Raw records
════════

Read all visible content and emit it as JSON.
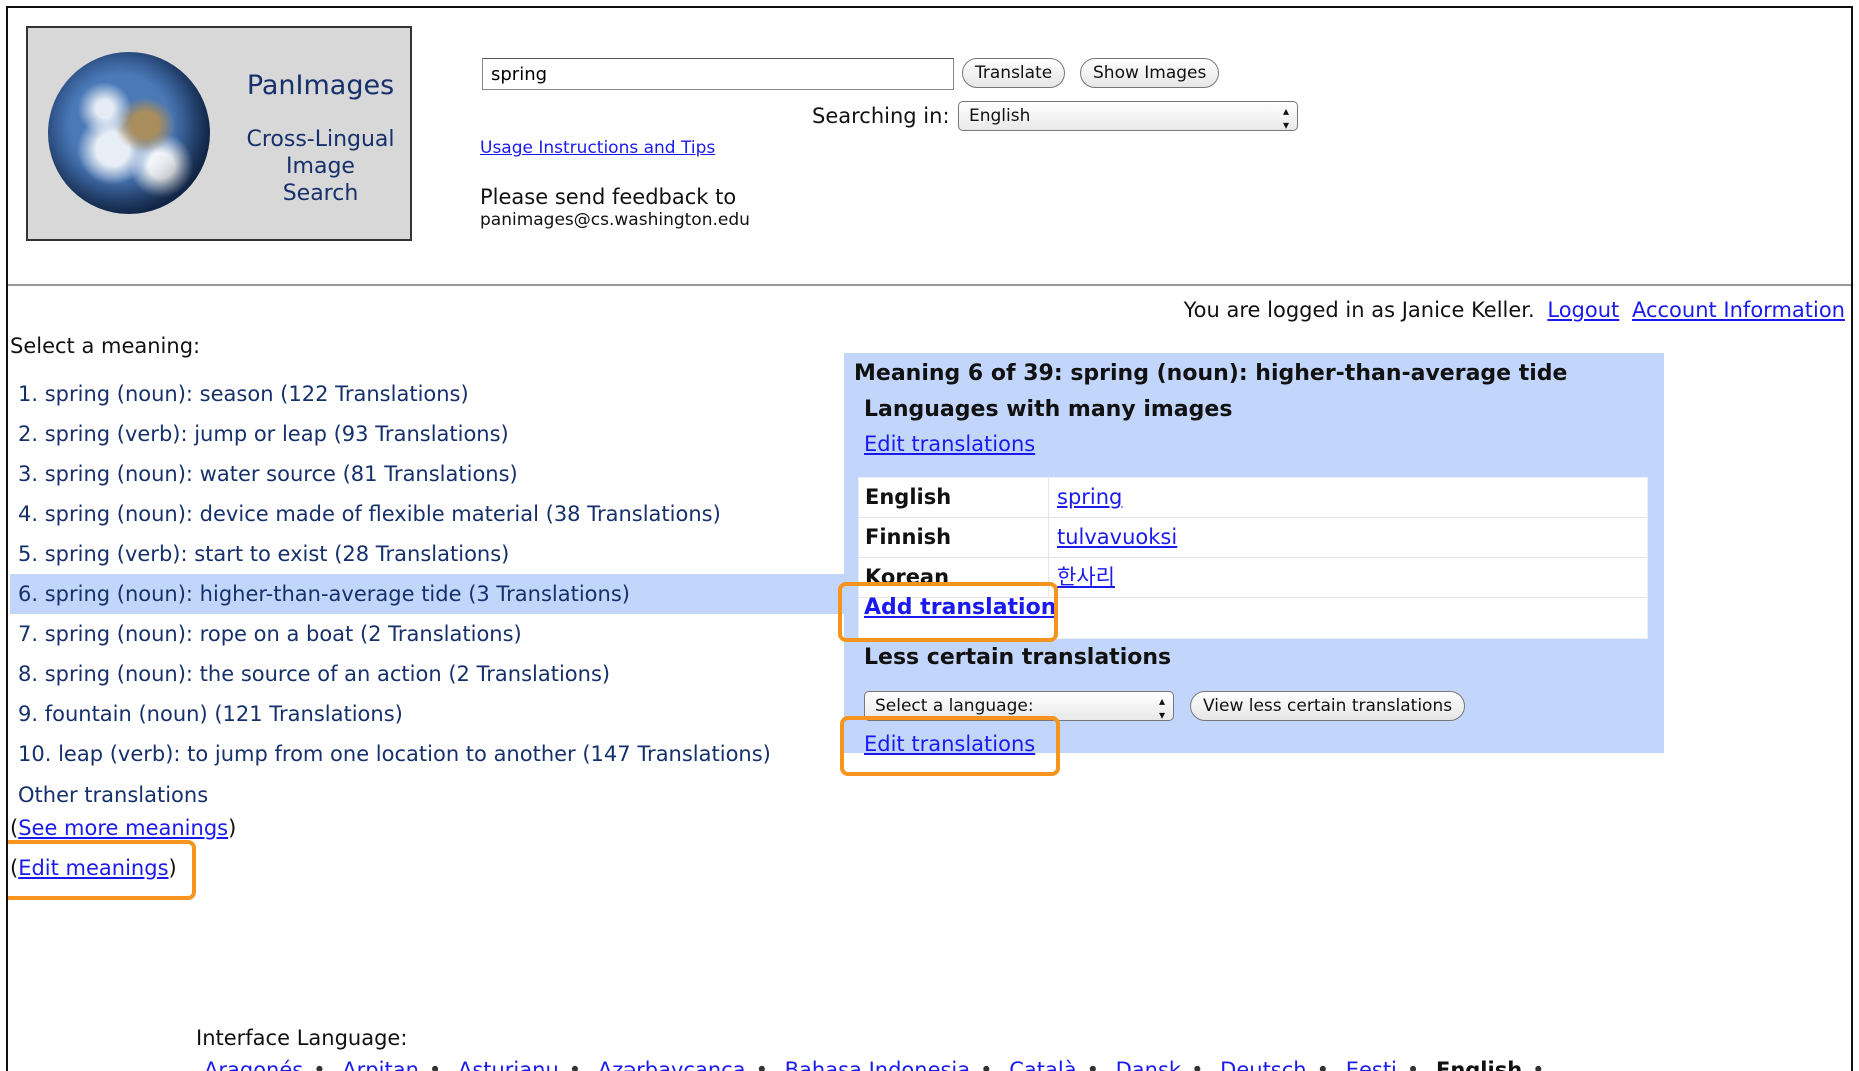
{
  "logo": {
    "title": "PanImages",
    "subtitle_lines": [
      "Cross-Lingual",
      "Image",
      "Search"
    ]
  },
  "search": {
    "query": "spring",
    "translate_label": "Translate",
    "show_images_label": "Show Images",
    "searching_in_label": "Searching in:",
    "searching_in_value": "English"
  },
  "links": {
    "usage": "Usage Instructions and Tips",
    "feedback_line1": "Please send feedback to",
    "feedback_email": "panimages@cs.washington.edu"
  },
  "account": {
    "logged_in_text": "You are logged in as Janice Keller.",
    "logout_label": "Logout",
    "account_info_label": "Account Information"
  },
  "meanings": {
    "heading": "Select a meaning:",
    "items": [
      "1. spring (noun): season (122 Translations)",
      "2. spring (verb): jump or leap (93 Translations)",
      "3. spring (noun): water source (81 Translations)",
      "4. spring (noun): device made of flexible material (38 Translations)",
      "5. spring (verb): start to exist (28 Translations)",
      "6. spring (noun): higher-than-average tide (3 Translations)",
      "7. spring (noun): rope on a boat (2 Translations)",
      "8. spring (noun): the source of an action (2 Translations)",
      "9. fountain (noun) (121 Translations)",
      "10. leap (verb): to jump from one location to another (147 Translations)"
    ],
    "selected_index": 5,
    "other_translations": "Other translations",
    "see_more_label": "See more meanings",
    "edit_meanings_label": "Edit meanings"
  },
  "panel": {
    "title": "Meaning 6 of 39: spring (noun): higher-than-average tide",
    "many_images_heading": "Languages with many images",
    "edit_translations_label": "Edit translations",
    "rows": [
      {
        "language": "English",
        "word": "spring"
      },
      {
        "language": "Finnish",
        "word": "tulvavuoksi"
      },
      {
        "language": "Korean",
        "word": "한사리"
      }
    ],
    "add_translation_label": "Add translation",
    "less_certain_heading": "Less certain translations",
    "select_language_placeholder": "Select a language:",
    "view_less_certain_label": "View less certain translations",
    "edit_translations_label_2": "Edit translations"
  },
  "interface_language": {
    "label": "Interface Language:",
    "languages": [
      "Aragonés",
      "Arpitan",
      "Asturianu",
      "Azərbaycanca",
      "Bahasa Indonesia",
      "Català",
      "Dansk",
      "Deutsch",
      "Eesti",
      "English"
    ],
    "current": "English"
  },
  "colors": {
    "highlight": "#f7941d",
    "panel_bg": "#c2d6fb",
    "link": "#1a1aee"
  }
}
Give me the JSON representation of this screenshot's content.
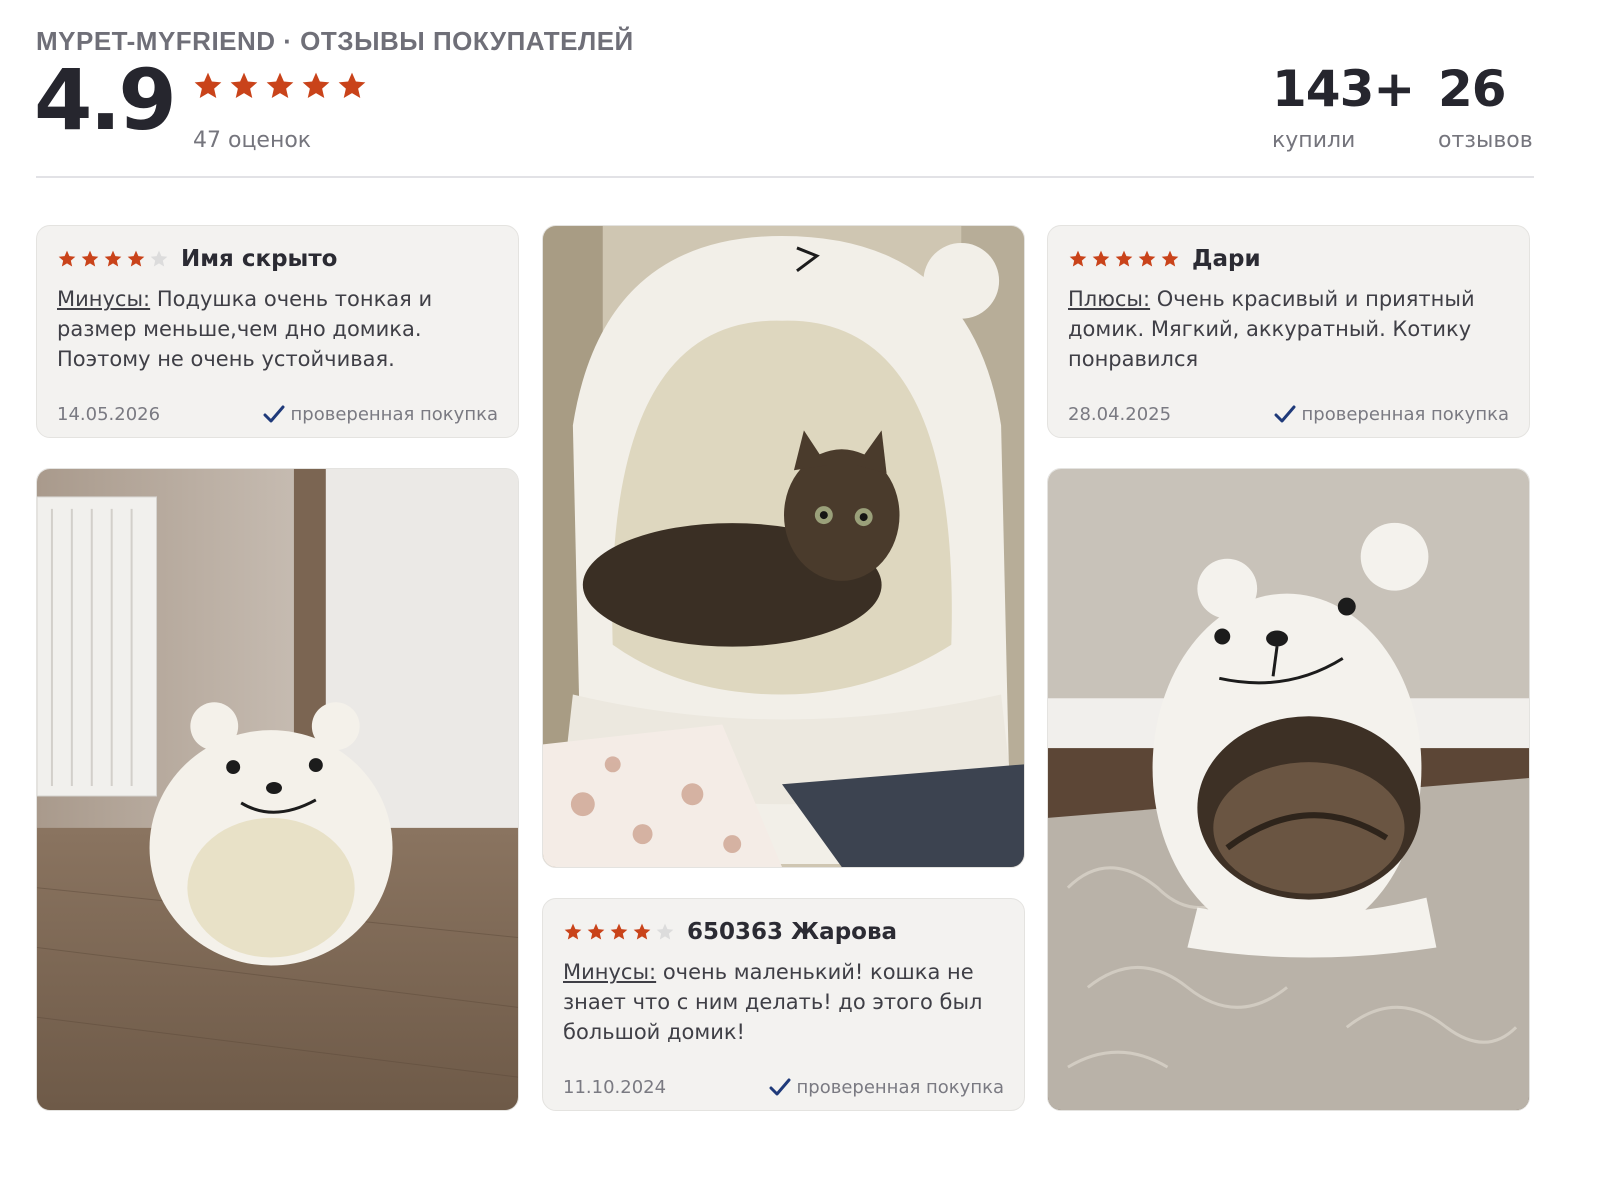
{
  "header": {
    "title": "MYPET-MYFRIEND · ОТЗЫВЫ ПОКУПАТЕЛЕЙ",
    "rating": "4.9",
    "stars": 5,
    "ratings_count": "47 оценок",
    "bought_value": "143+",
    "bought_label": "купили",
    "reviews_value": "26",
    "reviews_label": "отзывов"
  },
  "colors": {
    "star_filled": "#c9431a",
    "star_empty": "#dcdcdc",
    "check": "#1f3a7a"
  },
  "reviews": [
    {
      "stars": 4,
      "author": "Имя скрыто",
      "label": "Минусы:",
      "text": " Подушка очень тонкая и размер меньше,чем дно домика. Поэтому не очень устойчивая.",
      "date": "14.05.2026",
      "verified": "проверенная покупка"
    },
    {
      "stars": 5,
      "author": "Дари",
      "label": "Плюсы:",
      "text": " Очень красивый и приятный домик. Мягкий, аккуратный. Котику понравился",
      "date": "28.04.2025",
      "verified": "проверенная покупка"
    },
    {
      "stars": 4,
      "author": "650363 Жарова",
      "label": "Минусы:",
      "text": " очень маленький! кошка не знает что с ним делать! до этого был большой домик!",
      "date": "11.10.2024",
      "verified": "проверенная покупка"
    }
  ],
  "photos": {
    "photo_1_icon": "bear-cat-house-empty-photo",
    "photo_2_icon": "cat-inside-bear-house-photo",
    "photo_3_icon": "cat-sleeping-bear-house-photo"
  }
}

════════

_What you should do_
From the records above, pick out and copy each line holding the word "JSON".

_Written response_
Read all visible content and emit it as JSON.
Give me the JSON representation of this screenshot's content.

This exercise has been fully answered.